What to work on. Locate each line with the string "рассмотрение" in the listing below and copy it.

Exercise material.

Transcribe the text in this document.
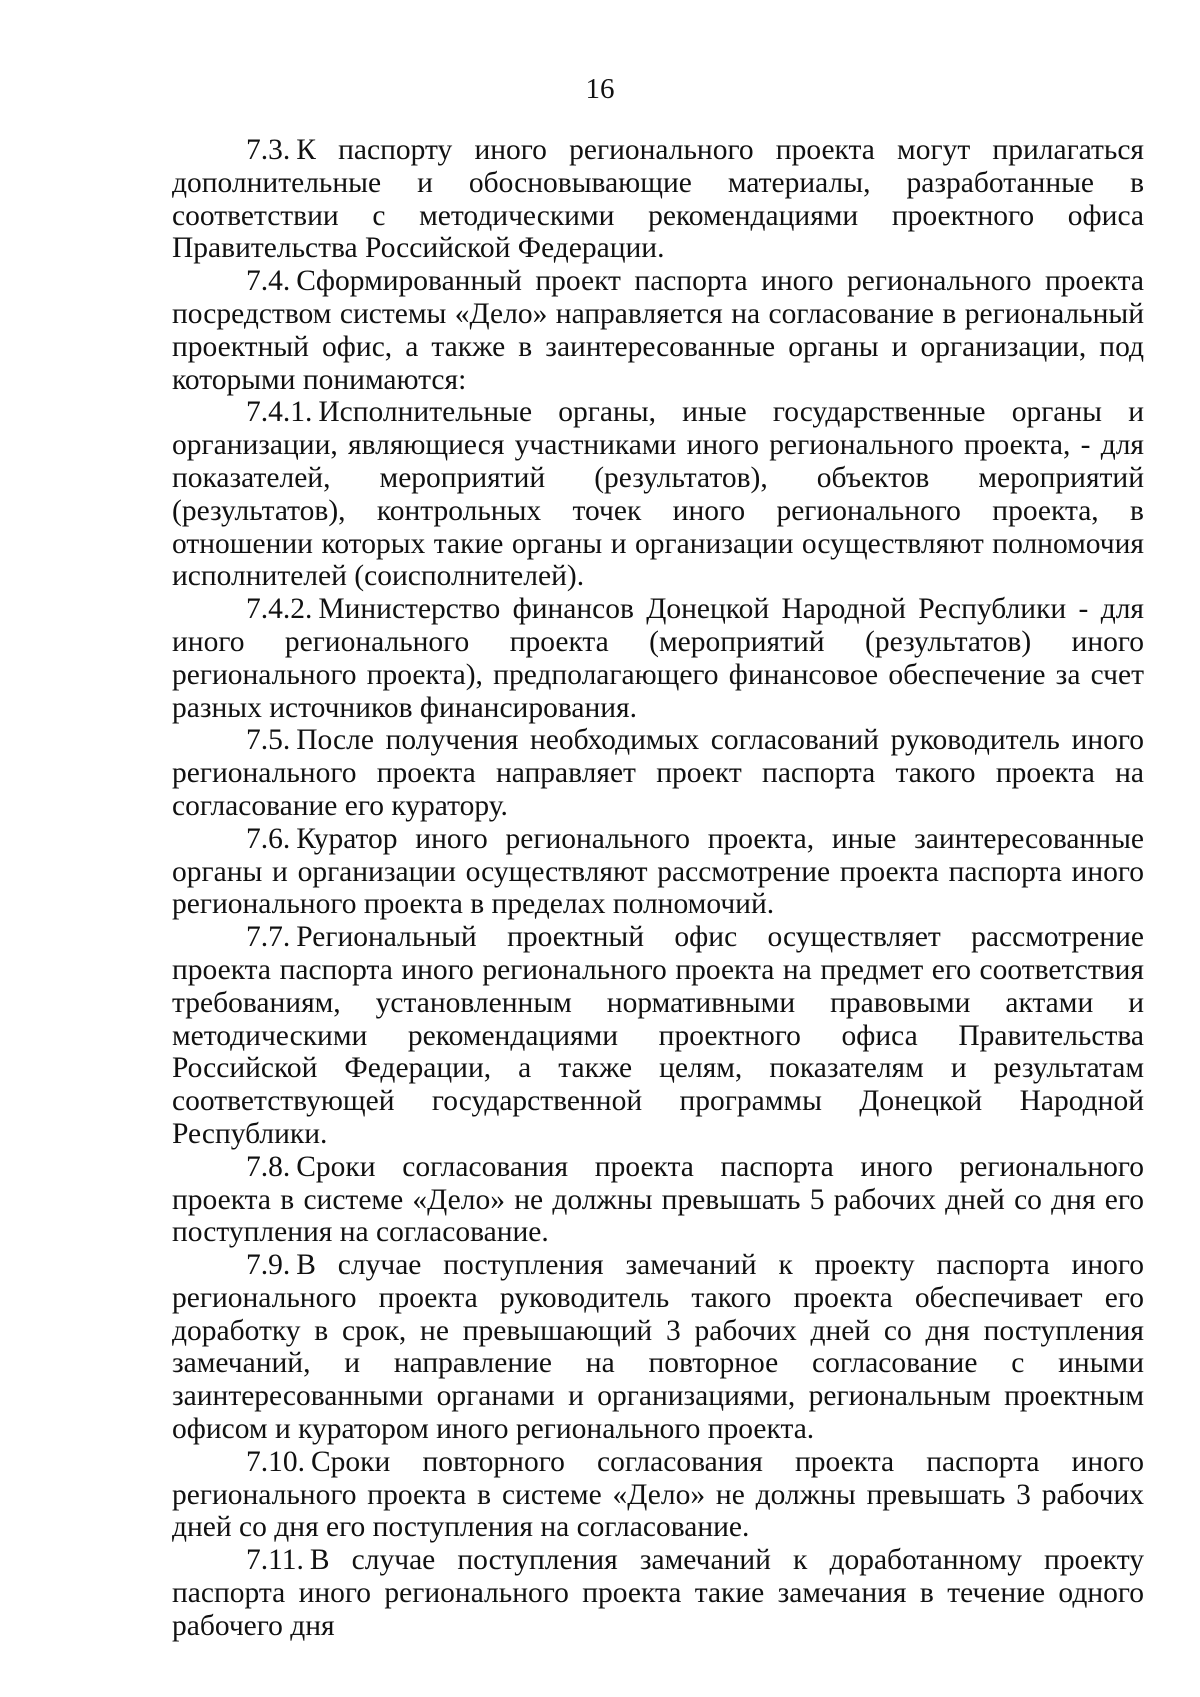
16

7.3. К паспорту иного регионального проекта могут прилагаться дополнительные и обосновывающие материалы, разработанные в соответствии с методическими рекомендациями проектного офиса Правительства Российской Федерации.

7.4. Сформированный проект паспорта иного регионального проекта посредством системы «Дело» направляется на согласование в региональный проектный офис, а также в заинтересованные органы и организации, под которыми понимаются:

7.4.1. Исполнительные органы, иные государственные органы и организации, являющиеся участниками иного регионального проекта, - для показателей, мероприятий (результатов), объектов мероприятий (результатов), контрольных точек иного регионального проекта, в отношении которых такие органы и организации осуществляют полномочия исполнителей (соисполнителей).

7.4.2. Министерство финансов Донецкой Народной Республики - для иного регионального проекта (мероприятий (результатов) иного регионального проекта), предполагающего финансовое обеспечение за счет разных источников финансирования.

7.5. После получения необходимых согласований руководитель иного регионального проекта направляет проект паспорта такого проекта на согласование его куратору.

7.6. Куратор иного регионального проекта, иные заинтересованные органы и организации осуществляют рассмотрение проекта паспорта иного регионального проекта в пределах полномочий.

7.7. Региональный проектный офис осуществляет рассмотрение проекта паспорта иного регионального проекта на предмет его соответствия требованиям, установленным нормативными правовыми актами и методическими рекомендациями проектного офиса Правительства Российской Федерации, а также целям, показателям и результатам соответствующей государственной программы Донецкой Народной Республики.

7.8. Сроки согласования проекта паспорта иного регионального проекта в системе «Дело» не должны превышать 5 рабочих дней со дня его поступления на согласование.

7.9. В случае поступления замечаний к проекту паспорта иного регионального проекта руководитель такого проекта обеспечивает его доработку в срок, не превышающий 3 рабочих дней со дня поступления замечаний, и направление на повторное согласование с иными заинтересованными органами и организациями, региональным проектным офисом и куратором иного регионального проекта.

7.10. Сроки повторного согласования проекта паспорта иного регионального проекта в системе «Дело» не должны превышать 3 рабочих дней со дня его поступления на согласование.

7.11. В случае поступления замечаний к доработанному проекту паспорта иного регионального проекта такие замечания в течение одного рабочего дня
==
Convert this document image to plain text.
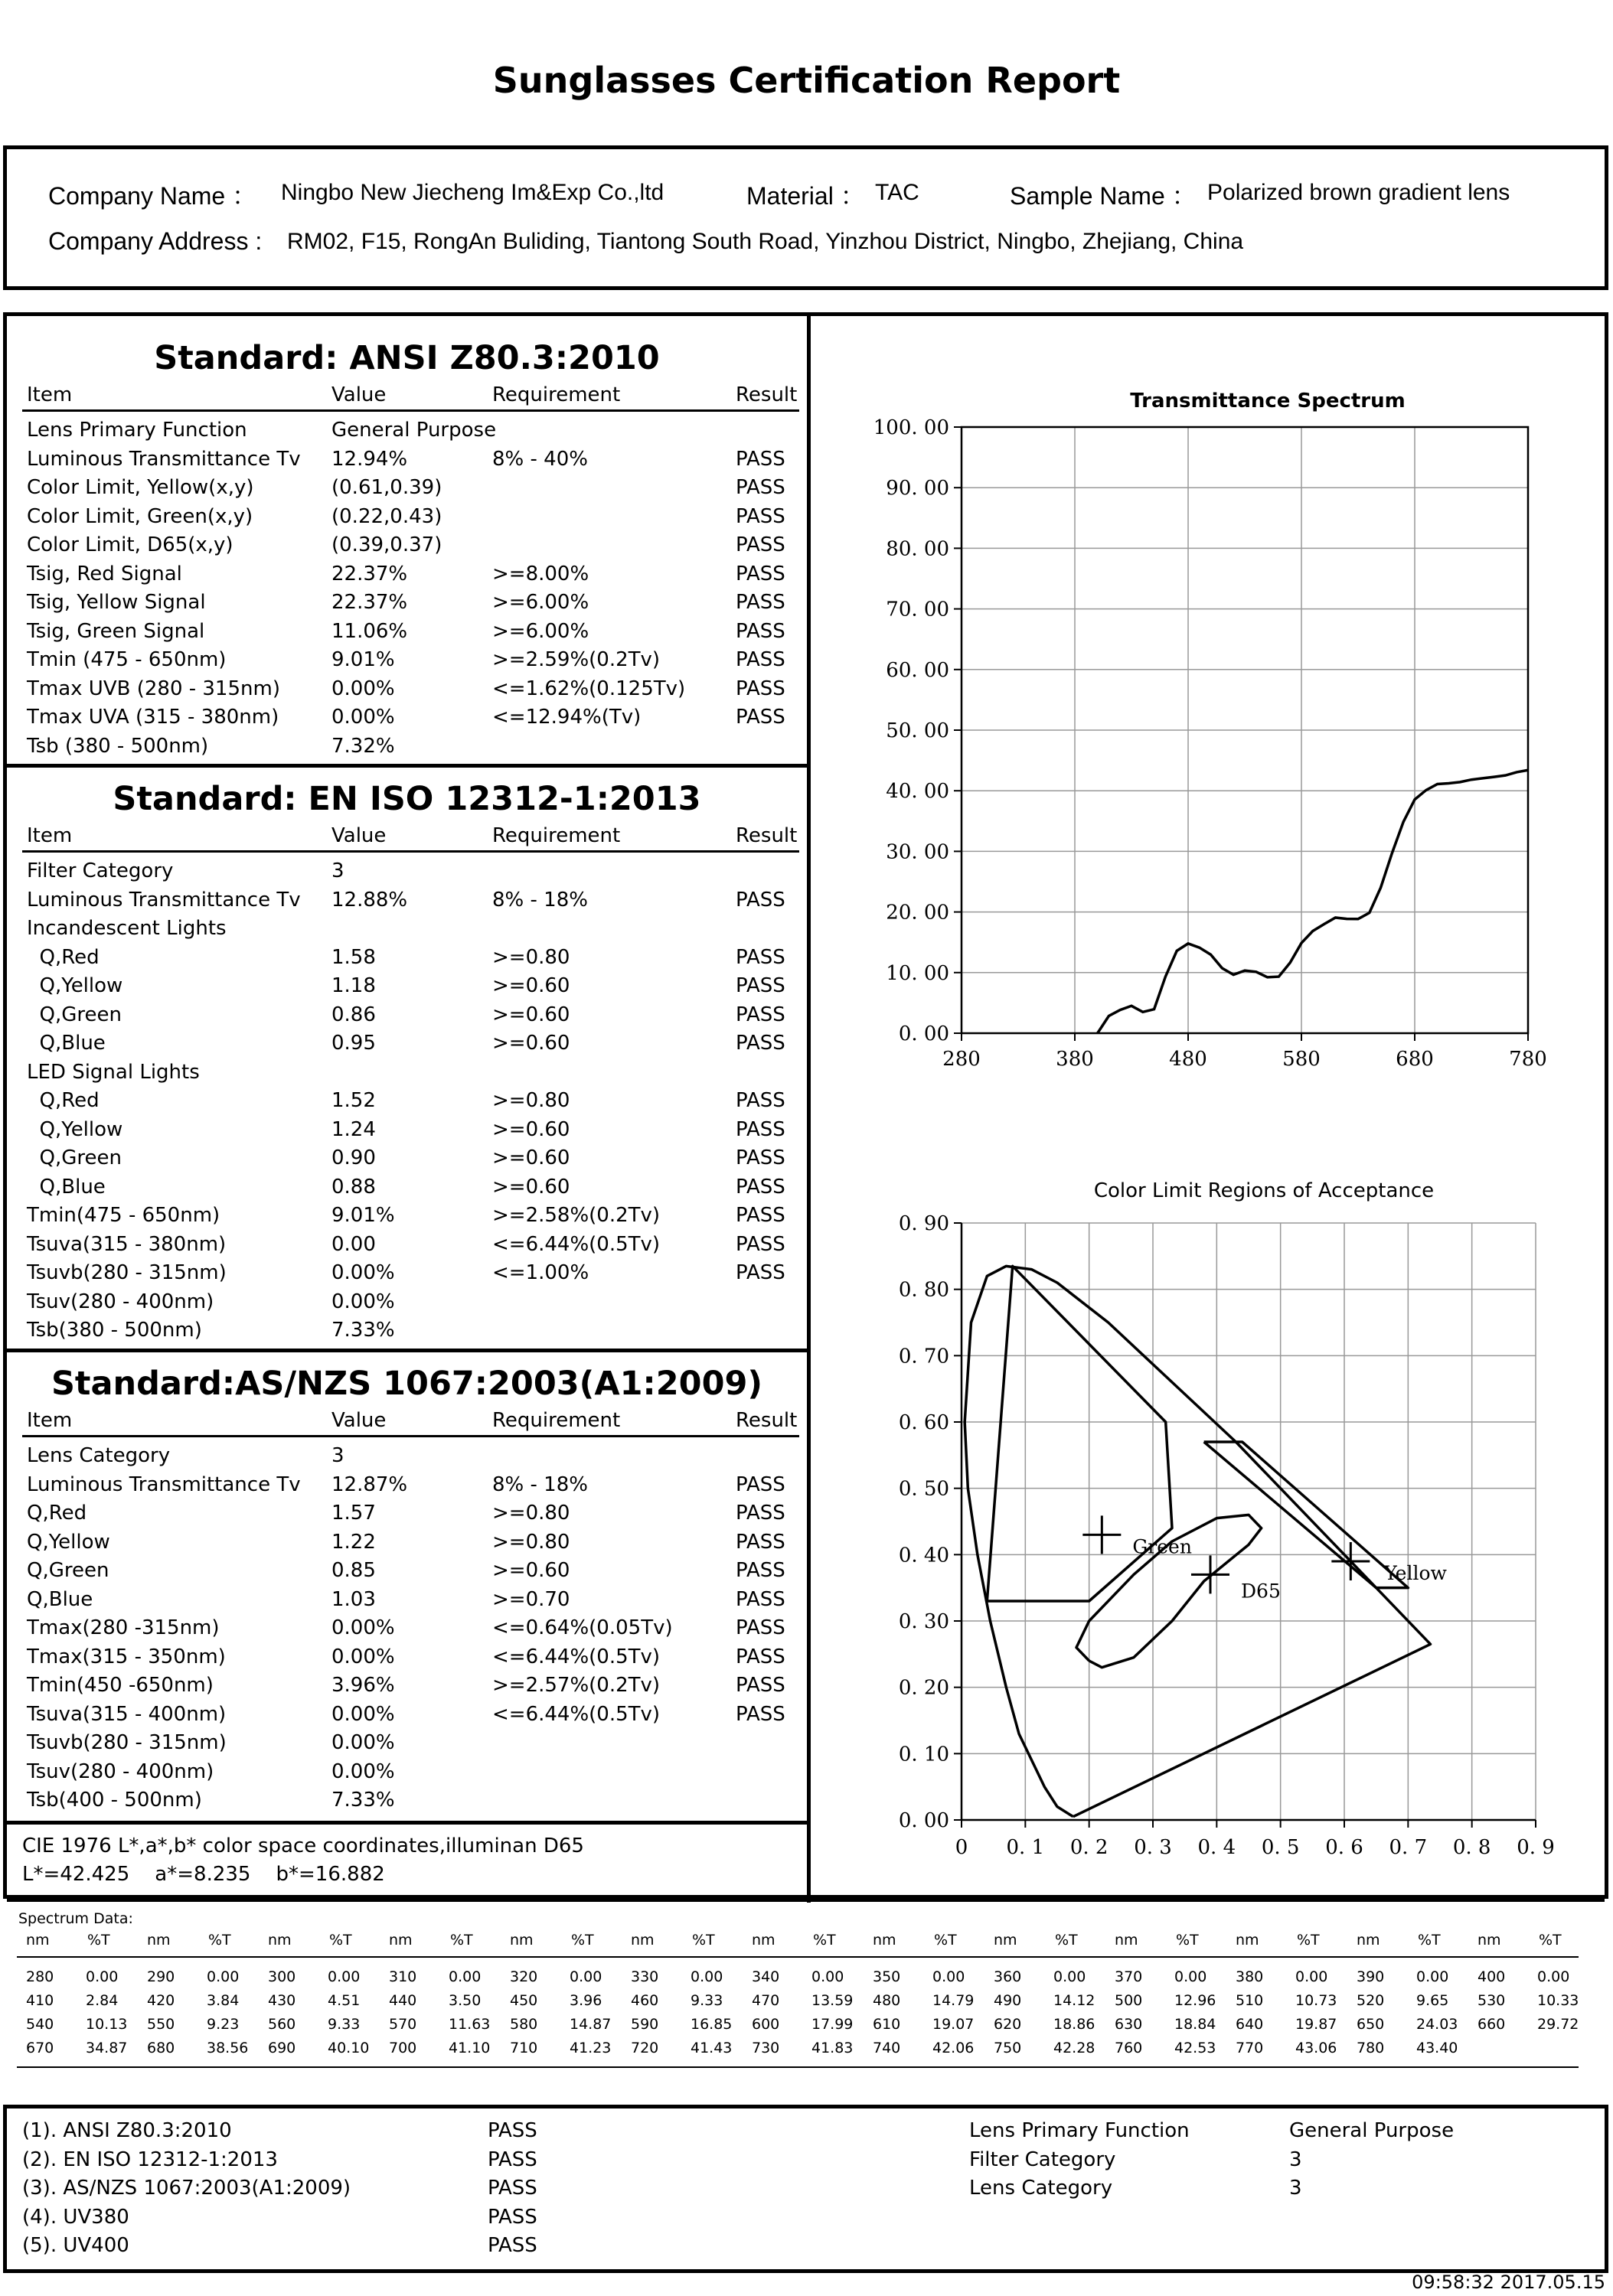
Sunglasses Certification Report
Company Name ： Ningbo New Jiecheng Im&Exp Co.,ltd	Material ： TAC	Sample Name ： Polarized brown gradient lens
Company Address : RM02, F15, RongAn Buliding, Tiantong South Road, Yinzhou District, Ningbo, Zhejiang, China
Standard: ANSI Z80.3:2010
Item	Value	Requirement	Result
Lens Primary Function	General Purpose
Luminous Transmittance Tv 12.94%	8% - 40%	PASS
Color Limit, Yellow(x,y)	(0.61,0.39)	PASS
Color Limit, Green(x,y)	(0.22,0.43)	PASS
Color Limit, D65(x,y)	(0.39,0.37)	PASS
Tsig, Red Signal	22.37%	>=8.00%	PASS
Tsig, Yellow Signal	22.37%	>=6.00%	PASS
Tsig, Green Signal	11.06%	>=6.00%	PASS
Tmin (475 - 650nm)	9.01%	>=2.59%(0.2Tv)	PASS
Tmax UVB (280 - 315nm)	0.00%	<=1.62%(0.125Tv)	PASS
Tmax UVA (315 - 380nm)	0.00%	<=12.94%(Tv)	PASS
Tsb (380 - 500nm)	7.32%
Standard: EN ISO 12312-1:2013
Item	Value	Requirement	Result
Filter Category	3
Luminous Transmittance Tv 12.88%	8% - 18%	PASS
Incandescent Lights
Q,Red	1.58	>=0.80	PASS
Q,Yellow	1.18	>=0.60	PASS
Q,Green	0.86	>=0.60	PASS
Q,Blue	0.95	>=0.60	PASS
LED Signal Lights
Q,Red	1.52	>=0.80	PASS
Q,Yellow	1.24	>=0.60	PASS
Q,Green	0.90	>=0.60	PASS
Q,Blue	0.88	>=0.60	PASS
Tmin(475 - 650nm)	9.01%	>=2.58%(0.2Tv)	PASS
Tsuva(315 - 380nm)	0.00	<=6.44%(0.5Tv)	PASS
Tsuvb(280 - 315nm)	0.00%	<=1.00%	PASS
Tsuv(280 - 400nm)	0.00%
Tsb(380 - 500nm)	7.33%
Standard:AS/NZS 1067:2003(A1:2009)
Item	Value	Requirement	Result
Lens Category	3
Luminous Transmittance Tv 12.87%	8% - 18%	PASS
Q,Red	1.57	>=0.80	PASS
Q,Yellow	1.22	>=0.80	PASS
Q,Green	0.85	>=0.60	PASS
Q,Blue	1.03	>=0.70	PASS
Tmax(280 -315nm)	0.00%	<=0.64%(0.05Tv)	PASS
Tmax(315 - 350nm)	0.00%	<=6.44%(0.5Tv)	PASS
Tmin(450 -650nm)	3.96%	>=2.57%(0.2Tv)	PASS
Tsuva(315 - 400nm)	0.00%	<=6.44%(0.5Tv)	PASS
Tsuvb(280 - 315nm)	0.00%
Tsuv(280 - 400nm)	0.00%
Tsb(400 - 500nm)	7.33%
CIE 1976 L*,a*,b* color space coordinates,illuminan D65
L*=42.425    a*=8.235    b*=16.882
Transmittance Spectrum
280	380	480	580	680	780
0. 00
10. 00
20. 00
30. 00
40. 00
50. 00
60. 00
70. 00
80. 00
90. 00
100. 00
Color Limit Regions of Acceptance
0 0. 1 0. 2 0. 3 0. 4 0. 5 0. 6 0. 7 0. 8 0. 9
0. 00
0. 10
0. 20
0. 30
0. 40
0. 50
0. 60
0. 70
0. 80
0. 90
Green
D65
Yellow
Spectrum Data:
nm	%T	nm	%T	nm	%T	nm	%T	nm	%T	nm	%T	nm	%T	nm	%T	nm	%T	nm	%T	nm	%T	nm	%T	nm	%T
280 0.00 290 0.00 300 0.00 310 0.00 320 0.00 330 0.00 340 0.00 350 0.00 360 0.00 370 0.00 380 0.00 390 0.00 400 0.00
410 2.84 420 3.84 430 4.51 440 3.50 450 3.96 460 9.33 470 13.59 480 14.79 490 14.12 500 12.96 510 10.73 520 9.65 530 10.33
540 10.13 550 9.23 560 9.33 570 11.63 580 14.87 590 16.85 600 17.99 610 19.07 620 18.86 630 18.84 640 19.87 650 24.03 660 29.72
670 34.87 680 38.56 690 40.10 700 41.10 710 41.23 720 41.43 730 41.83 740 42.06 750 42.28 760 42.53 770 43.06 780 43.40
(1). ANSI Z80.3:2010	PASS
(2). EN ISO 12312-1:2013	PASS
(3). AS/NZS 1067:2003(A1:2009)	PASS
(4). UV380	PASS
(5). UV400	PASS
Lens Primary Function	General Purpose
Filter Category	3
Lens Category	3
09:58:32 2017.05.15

Answer in full.
7.6. Куратор иного регионального проекта, иные заинтересованные органы и организации осуществляют рассмотрение проекта паспорта иного регионального проекта в пределах полномочий.
7.7. Региональный проектный офис осуществляет рассмотрение проекта паспорта иного регионального проекта на предмет его соответствия требованиям, установленным нормативными правовыми актами и методическими рекомендациями проектного офиса Правительства Российской Федерации, а также целям, показателям и результатам соответствующей государственной программы Донецкой Народной Республики.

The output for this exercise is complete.